_Required task_
Can you print the data exactly and leave out each image?

_Source material_

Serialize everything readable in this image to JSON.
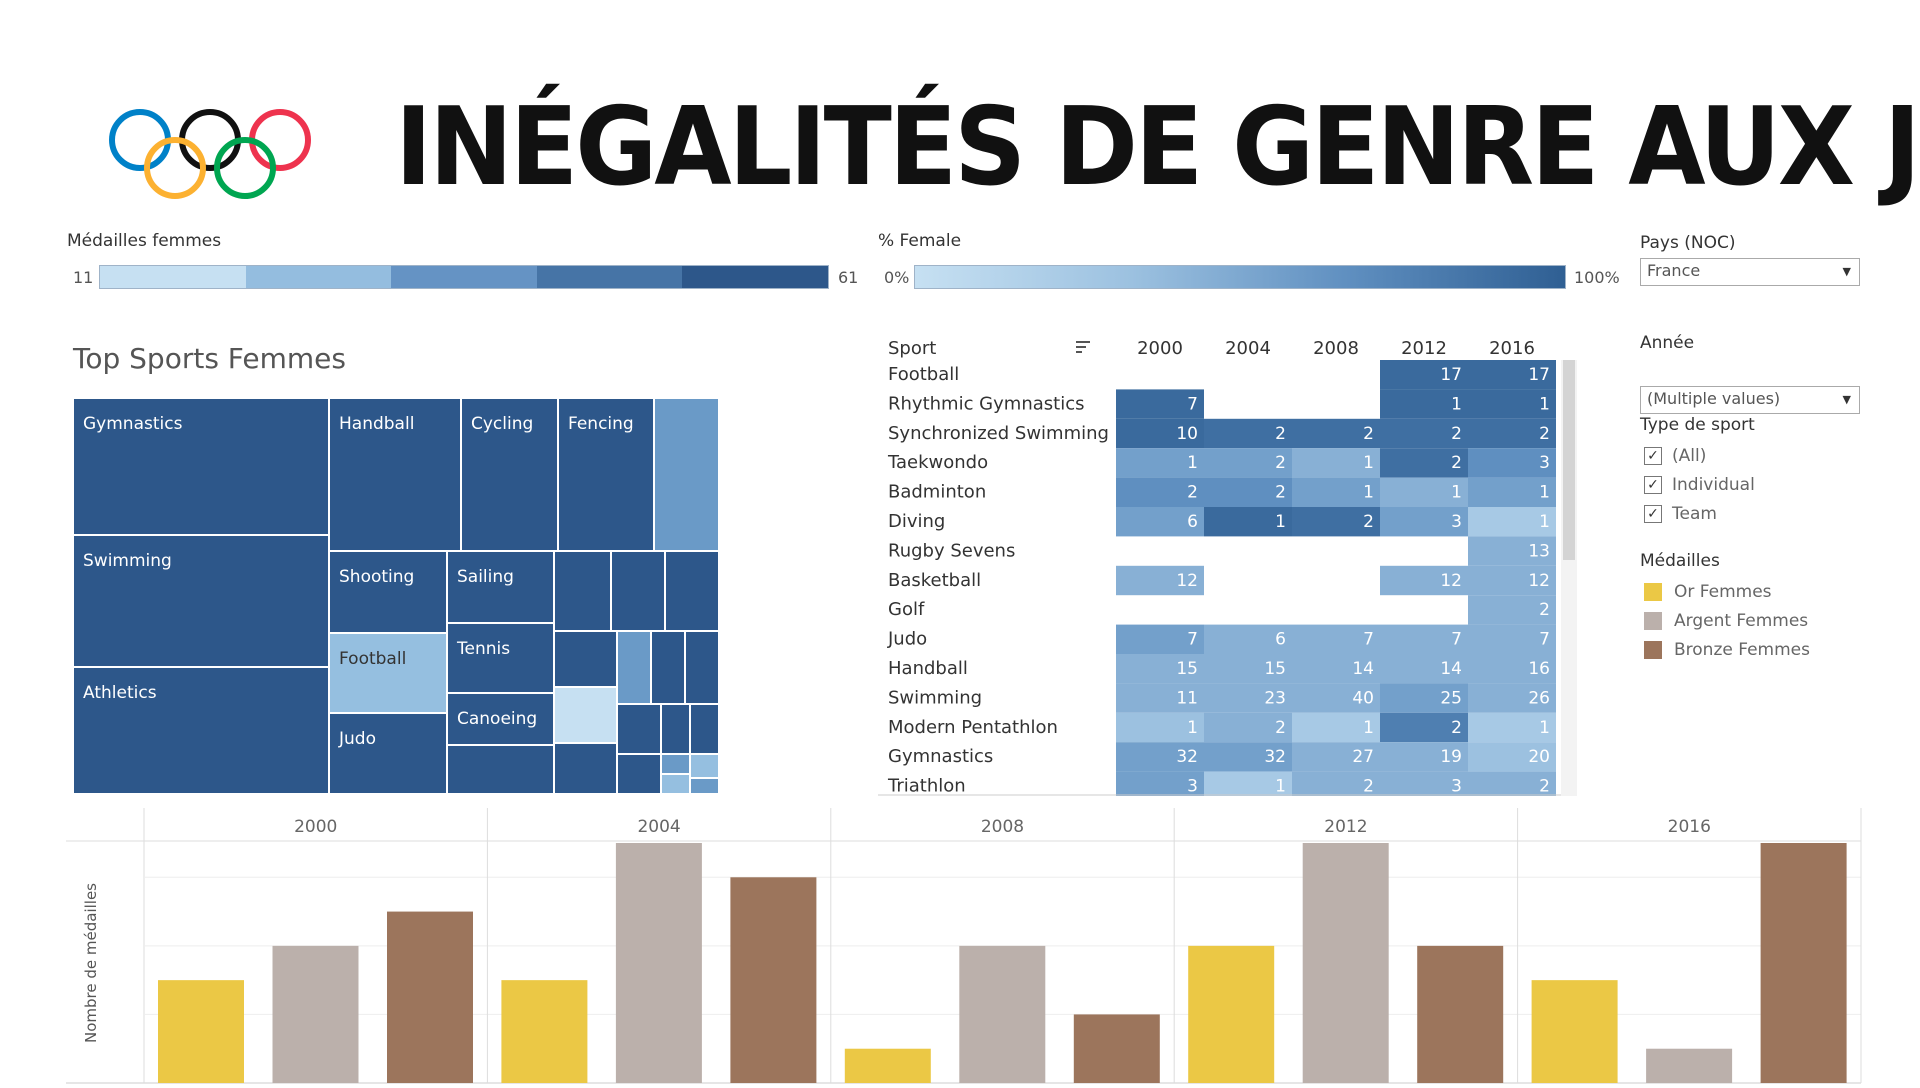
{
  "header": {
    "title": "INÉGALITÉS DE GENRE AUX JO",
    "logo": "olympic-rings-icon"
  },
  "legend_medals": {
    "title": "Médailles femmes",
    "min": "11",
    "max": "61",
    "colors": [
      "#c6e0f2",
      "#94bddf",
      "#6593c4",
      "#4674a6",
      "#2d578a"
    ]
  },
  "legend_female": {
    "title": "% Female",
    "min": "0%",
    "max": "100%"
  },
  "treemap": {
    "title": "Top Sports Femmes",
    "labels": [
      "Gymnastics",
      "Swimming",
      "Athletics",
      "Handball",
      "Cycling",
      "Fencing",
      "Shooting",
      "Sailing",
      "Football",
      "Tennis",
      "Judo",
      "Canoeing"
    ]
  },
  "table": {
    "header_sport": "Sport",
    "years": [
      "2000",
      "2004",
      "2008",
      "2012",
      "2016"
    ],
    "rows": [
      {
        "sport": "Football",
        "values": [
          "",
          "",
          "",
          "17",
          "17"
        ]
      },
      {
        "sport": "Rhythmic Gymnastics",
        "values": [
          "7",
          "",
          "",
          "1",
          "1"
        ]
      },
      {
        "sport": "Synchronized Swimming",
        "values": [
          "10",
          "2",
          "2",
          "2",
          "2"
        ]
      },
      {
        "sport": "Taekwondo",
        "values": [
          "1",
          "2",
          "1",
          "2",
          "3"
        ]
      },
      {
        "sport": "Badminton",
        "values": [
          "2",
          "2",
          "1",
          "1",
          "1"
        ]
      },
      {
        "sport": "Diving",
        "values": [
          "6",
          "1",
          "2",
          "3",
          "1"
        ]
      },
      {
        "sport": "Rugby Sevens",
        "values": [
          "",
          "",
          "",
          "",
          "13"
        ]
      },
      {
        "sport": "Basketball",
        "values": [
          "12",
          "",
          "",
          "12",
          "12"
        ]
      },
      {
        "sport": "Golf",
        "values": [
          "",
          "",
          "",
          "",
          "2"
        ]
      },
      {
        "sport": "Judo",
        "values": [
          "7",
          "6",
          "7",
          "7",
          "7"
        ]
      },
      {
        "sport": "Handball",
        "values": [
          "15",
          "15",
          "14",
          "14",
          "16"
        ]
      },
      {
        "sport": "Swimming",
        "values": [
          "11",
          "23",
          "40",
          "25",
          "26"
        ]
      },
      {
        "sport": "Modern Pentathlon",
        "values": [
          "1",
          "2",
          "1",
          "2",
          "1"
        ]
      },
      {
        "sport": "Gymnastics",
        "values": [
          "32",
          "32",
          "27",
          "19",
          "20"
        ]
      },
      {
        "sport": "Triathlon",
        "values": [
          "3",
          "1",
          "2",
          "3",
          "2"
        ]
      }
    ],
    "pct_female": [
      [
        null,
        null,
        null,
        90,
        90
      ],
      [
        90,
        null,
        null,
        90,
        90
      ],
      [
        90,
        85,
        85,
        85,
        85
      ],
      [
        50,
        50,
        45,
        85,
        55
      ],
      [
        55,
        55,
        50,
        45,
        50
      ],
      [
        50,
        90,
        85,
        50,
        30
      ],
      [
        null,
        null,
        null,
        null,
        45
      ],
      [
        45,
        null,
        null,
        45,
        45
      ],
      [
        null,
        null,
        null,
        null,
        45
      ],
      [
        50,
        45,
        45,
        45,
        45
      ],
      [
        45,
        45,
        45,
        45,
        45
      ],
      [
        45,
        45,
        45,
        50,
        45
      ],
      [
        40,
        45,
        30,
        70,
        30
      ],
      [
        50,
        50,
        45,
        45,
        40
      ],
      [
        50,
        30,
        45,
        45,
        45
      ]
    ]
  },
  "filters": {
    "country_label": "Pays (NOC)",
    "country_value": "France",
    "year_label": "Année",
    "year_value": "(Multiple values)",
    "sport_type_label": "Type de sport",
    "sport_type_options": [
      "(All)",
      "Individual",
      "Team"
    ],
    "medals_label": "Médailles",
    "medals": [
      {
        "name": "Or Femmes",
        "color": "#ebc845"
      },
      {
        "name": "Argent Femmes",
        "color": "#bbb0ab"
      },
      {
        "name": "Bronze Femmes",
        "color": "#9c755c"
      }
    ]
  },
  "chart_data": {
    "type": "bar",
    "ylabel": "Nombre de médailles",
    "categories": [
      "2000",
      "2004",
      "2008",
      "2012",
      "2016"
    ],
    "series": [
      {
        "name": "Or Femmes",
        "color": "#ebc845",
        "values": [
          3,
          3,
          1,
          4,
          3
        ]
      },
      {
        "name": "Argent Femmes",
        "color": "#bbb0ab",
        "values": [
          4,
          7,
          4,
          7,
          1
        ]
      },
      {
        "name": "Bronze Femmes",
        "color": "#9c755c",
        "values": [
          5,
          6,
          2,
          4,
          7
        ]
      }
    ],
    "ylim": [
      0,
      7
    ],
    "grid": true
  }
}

_Response to this exercise_
Serialize everything readable in this image to JSON.
{
  "header": {
    "title": "INÉGALITÉS DE GENRE AUX JO",
    "logo": "olympic-rings-icon"
  },
  "legend_medals": {
    "title": "Médailles femmes",
    "min": "11",
    "max": "61",
    "colors": [
      "#c6e0f2",
      "#94bddf",
      "#6593c4",
      "#4674a6",
      "#2d578a"
    ]
  },
  "legend_female": {
    "title": "% Female",
    "min": "0%",
    "max": "100%"
  },
  "treemap": {
    "title": "Top Sports Femmes",
    "labels": [
      "Gymnastics",
      "Swimming",
      "Athletics",
      "Handball",
      "Cycling",
      "Fencing",
      "Shooting",
      "Sailing",
      "Football",
      "Tennis",
      "Judo",
      "Canoeing"
    ]
  },
  "table": {
    "header_sport": "Sport",
    "years": [
      "2000",
      "2004",
      "2008",
      "2012",
      "2016"
    ],
    "rows": [
      {
        "sport": "Football",
        "values": [
          "",
          "",
          "",
          "17",
          "17"
        ]
      },
      {
        "sport": "Rhythmic Gymnastics",
        "values": [
          "7",
          "",
          "",
          "1",
          "1"
        ]
      },
      {
        "sport": "Synchronized Swimming",
        "values": [
          "10",
          "2",
          "2",
          "2",
          "2"
        ]
      },
      {
        "sport": "Taekwondo",
        "values": [
          "1",
          "2",
          "1",
          "2",
          "3"
        ]
      },
      {
        "sport": "Badminton",
        "values": [
          "2",
          "2",
          "1",
          "1",
          "1"
        ]
      },
      {
        "sport": "Diving",
        "values": [
          "6",
          "1",
          "2",
          "3",
          "1"
        ]
      },
      {
        "sport": "Rugby Sevens",
        "values": [
          "",
          "",
          "",
          "",
          "13"
        ]
      },
      {
        "sport": "Basketball",
        "values": [
          "12",
          "",
          "",
          "12",
          "12"
        ]
      },
      {
        "sport": "Golf",
        "values": [
          "",
          "",
          "",
          "",
          "2"
        ]
      },
      {
        "sport": "Judo",
        "values": [
          "7",
          "6",
          "7",
          "7",
          "7"
        ]
      },
      {
        "sport": "Handball",
        "values": [
          "15",
          "15",
          "14",
          "14",
          "16"
        ]
      },
      {
        "sport": "Swimming",
        "values": [
          "11",
          "23",
          "40",
          "25",
          "26"
        ]
      },
      {
        "sport": "Modern Pentathlon",
        "values": [
          "1",
          "2",
          "1",
          "2",
          "1"
        ]
      },
      {
        "sport": "Gymnastics",
        "values": [
          "32",
          "32",
          "27",
          "19",
          "20"
        ]
      },
      {
        "sport": "Triathlon",
        "values": [
          "3",
          "1",
          "2",
          "3",
          "2"
        ]
      }
    ],
    "pct_female": [
      [
        null,
        null,
        null,
        90,
        90
      ],
      [
        90,
        null,
        null,
        90,
        90
      ],
      [
        90,
        85,
        85,
        85,
        85
      ],
      [
        50,
        50,
        45,
        85,
        55
      ],
      [
        55,
        55,
        50,
        45,
        50
      ],
      [
        50,
        90,
        85,
        50,
        30
      ],
      [
        null,
        null,
        null,
        null,
        45
      ],
      [
        45,
        null,
        null,
        45,
        45
      ],
      [
        null,
        null,
        null,
        null,
        45
      ],
      [
        50,
        45,
        45,
        45,
        45
      ],
      [
        45,
        45,
        45,
        45,
        45
      ],
      [
        45,
        45,
        45,
        50,
        45
      ],
      [
        40,
        45,
        30,
        70,
        30
      ],
      [
        50,
        50,
        45,
        45,
        40
      ],
      [
        50,
        30,
        45,
        45,
        45
      ]
    ]
  },
  "filters": {
    "country_label": "Pays (NOC)",
    "country_value": "France",
    "year_label": "Année",
    "year_value": "(Multiple values)",
    "sport_type_label": "Type de sport",
    "sport_type_options": [
      "(All)",
      "Individual",
      "Team"
    ],
    "medals_label": "Médailles",
    "medals": [
      {
        "name": "Or Femmes",
        "color": "#ebc845"
      },
      {
        "name": "Argent Femmes",
        "color": "#bbb0ab"
      },
      {
        "name": "Bronze Femmes",
        "color": "#9c755c"
      }
    ]
  },
  "chart_data": {
    "type": "bar",
    "ylabel": "Nombre de médailles",
    "categories": [
      "2000",
      "2004",
      "2008",
      "2012",
      "2016"
    ],
    "series": [
      {
        "name": "Or Femmes",
        "color": "#ebc845",
        "values": [
          3,
          3,
          1,
          4,
          3
        ]
      },
      {
        "name": "Argent Femmes",
        "color": "#bbb0ab",
        "values": [
          4,
          7,
          4,
          7,
          1
        ]
      },
      {
        "name": "Bronze Femmes",
        "color": "#9c755c",
        "values": [
          5,
          6,
          2,
          4,
          7
        ]
      }
    ],
    "ylim": [
      0,
      7
    ],
    "grid": true
  }
}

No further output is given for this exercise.